● DOCUMENT TEXT:

########

Good points.  And I agree that it's not hanzous job.  Is it your job to moderate the forum and enforce the ToS?


Sent from my iPhone using Tapatalk


----------



## ballen0351 (Nov 19, 2014)

Steve said:


> Is it your job to moderate the forum and enforce the ToS?
> 
> 
> Sent from my iPhone using Tapatalk


Id say its all our jobs actually


----------



## Hanzou (Nov 19, 2014)

I would say its definitely my job to point out a bad armbar and armbar escape, and direct people to the proper version of those techniques.

It's the least I can do.


----------



## jezr74 (Nov 19, 2014)

Hanzou said:


> I think it's less about caring and more about pure shock value.
> 
> It's shocking to see two high-ranking Hapkido black belts mess up a white belt/beginner level Judo/Bjj technique, and then think the fumbled technique was sound enough to put online for the world to see.
> 
> Relax. This is just like a car accident and we've slowed down to point and gawk at the accident scene. Eventually we'll see everything there is to see and keep driving along.




I don't personally see any shock value. I can just as easily post bad examples of any art.

The discussion that can come out of breaking down technique is interesting though. But I don't look at techniques in YouTube clips with discrediting in mind, I like to learn from them and get MT input, which has value to me.

While the spirit of this thread may not have been what I prefer, the conversation it spawns can be good.


----------



## Hanzou (Nov 19, 2014)

########

● EXTRACTED RECORDS:
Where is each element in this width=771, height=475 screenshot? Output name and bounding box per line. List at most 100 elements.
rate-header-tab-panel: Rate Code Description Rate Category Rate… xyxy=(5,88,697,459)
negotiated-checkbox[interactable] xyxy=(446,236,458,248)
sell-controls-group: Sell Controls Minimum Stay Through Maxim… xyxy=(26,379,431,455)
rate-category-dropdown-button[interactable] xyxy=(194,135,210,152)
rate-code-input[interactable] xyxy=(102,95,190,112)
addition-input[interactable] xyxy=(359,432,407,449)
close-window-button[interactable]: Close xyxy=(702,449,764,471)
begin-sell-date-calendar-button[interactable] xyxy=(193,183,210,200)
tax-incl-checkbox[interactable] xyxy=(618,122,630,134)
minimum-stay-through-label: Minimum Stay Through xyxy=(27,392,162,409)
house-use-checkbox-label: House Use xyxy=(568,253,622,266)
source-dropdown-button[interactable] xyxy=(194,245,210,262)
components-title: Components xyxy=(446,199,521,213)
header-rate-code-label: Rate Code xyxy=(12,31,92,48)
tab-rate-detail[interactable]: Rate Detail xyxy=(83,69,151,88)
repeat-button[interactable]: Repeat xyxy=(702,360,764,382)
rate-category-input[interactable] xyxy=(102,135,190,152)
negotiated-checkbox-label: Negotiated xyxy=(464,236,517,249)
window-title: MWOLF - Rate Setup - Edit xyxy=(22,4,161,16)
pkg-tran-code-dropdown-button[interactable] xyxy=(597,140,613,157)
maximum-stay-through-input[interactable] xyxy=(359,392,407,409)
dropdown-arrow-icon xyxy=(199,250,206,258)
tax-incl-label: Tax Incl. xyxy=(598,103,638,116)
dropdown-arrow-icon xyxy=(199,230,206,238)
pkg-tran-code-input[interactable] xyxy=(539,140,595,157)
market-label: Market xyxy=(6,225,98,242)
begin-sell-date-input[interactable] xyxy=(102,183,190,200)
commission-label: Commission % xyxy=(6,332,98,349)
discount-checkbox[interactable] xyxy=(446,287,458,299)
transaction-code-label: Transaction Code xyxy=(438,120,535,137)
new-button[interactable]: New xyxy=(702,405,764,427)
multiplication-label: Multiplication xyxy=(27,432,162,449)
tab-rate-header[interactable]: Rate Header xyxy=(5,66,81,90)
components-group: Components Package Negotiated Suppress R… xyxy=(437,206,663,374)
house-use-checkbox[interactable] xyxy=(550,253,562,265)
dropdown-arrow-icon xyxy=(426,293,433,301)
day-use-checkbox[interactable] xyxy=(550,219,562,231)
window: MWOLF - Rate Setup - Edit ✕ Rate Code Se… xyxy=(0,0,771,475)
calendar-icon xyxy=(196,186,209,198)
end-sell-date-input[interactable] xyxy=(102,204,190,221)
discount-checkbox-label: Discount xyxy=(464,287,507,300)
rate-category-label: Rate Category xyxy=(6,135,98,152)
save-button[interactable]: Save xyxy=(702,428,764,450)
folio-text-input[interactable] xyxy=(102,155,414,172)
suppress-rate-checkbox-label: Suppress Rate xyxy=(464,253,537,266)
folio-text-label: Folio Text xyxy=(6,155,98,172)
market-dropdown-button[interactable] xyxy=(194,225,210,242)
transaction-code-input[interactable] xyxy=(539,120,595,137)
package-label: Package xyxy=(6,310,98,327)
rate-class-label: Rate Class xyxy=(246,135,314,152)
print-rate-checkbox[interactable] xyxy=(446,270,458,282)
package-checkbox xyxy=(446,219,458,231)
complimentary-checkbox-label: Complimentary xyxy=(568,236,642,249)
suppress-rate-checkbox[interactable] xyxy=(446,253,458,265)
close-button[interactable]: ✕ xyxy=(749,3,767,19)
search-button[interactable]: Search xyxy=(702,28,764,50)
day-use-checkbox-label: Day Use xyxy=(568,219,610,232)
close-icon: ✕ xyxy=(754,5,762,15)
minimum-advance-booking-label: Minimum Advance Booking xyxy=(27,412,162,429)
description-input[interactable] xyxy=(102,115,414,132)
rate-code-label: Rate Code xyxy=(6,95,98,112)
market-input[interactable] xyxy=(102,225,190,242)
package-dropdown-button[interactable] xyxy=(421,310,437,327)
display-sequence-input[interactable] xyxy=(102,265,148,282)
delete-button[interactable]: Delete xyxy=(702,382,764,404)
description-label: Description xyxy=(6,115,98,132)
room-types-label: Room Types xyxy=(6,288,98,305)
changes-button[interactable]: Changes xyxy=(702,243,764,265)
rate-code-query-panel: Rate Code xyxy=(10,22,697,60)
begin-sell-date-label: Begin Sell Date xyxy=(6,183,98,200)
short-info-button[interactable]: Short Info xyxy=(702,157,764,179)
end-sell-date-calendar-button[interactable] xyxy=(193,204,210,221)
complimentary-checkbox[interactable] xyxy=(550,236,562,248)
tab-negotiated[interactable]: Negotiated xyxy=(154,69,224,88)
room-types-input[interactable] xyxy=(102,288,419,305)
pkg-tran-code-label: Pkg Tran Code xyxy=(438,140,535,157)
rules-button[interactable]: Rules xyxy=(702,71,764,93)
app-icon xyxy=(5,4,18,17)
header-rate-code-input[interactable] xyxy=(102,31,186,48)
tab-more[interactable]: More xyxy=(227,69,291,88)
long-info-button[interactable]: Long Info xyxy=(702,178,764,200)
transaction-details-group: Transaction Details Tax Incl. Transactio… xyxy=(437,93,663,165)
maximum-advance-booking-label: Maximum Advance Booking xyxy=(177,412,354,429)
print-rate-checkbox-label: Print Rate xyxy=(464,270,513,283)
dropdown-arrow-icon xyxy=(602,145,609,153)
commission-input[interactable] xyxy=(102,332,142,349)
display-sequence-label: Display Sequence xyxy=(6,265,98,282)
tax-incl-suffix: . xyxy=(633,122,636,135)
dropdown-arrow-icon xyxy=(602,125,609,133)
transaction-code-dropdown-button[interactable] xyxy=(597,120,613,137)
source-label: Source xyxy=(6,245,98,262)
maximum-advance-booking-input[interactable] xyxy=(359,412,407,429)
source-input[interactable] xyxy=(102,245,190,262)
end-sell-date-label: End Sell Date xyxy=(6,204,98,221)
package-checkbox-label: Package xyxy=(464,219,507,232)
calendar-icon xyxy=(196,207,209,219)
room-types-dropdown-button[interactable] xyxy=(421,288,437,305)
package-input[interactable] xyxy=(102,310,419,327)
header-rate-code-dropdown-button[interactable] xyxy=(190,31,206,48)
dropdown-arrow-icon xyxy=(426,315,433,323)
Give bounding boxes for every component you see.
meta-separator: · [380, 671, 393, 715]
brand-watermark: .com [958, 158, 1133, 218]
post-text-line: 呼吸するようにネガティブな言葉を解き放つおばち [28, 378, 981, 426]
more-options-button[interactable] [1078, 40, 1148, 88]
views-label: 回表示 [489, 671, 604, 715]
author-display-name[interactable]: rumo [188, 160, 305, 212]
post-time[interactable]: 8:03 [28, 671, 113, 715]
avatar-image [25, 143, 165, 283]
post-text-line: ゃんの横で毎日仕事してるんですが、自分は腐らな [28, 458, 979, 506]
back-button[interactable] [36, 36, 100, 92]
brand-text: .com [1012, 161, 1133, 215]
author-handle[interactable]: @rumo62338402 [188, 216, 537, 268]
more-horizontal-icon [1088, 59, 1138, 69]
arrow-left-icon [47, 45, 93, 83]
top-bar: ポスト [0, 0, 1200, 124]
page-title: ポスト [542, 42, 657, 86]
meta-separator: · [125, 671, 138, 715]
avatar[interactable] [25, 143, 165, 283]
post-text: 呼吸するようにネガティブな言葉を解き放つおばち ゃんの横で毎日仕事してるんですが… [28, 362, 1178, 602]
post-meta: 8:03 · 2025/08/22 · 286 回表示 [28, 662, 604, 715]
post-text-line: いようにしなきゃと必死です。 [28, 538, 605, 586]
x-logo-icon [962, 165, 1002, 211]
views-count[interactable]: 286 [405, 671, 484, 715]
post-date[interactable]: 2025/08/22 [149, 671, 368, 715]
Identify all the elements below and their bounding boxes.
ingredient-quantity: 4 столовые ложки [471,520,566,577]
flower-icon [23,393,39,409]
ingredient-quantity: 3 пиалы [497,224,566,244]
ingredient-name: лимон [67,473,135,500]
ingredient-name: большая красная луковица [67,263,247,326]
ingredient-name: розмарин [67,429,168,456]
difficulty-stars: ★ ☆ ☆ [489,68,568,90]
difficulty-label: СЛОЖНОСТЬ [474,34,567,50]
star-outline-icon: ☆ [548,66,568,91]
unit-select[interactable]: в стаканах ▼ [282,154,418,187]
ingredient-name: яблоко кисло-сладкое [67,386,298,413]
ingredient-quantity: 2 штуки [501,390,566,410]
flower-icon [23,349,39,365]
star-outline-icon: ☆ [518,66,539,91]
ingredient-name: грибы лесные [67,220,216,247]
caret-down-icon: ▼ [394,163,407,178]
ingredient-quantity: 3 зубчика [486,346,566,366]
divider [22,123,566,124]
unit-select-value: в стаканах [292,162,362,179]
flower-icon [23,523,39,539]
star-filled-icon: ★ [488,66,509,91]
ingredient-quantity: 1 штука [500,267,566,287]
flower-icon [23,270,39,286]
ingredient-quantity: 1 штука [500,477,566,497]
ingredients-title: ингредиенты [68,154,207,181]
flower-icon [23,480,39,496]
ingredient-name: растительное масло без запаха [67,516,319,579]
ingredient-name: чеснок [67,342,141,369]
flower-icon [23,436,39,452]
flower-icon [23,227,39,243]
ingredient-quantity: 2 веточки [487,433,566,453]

########

Pick up the forum thread about the Hapkido black belts' armbar and continue it from the point where it stops.

● THE OUTPUT:
jezr74 said:


> I don't personally see any shock value. I can just as easily post bad examples of any art.
> 
> The discussion that can come out of breaking down technique is interesting though. But I don't look at techniques in YouTube clips with discrediting in mind, I like to learn from them and get MT input, which has value to me.
> 
> While the spirit of this thread may not have been what I prefer, the conversation it spawns can be good.



I'm not looking to discredit anyone either. I was simply shocked by the technique, and was curious why it was applied in that way. I didn't get extremely critical until other people gave their opinion, and you compared it to a technique with far better execution and validity.

Interestingly, Raymond does Hapkido and he's less offended than some people here who don't take Hapkido at all. He's also producing some great posts and adding to the discussion, instead of trying to shoot the messenger.


----------



## ballen0351 (Nov 19, 2014)

Hanzou said:


> I would say its definitely my job to point out a bad armbar and armbar escape, and direct people to the proper version of those techniques.
> 
> It's the least I can do.



And you would be wrong


----------



## Hanzou (Nov 19, 2014)

ballen0351 said:


> And you would be wrong



So you're saying that if you saw a pair of martial artists doing a technique wrong, you wouldn't show them the correct technique? 

You'd really just keep letting them do the technique wrong? :uhoh:


----------



## jezr74 (Nov 19, 2014)

Raymond said:


> I'm not totally qualified to answer the second question, as I admit I am not an expert grappler, and have just two years in submission wrestling.
> 
> But basically, the hierarchy of priorities if starting from a standing situation would be: close the distance -> clinch -> takedown -> pass the guard -> control -> submit.
> 
> ...



I actually downloaded SK's road map for bjj some time ago when a lot of these discussions came up. Very interesting, along the lines you have gone into here.

The sensitivity side of things are great to have develop, I've been doing Hapkido for about 8 months now and am starting to get a feel for just one armed bait and trapping. Feeling the subtle push and pull. this is even before I start trying with cross arms and double. waiting for the opportunity to be presented to strike and lock.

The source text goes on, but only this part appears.